» **DO THIS**
The listing below should be printed exactly, every line of it. Skip the pictures.

» **INPUT DATA**
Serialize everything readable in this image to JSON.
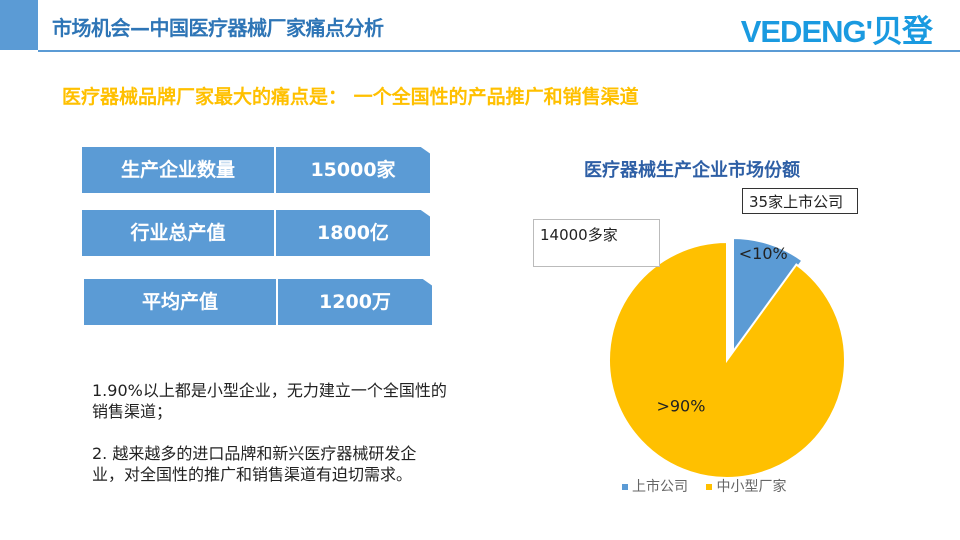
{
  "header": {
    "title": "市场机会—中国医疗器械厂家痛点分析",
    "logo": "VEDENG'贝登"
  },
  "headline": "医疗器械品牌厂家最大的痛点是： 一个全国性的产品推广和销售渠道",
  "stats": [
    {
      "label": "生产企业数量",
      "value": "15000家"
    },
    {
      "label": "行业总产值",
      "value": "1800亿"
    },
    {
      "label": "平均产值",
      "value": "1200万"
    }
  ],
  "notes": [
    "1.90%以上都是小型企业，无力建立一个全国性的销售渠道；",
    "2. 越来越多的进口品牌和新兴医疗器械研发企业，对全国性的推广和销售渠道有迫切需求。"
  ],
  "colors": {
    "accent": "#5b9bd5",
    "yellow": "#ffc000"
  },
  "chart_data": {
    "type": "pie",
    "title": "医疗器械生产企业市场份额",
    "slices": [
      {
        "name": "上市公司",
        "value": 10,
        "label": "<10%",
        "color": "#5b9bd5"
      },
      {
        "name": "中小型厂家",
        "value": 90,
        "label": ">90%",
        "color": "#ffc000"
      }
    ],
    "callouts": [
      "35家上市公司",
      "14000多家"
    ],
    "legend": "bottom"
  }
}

» **RESPONSE TO THE TASK**
Serialize everything readable in this image to JSON.
{
  "header": {
    "title": "市场机会—中国医疗器械厂家痛点分析",
    "logo": "VEDENG'贝登"
  },
  "headline": "医疗器械品牌厂家最大的痛点是： 一个全国性的产品推广和销售渠道",
  "stats": [
    {
      "label": "生产企业数量",
      "value": "15000家"
    },
    {
      "label": "行业总产值",
      "value": "1800亿"
    },
    {
      "label": "平均产值",
      "value": "1200万"
    }
  ],
  "notes": [
    "1.90%以上都是小型企业，无力建立一个全国性的销售渠道；",
    "2. 越来越多的进口品牌和新兴医疗器械研发企业，对全国性的推广和销售渠道有迫切需求。"
  ],
  "colors": {
    "accent": "#5b9bd5",
    "yellow": "#ffc000"
  },
  "chart_data": {
    "type": "pie",
    "title": "医疗器械生产企业市场份额",
    "slices": [
      {
        "name": "上市公司",
        "value": 10,
        "label": "<10%",
        "color": "#5b9bd5"
      },
      {
        "name": "中小型厂家",
        "value": 90,
        "label": ">90%",
        "color": "#ffc000"
      }
    ],
    "callouts": [
      "35家上市公司",
      "14000多家"
    ],
    "legend": "bottom"
  }
}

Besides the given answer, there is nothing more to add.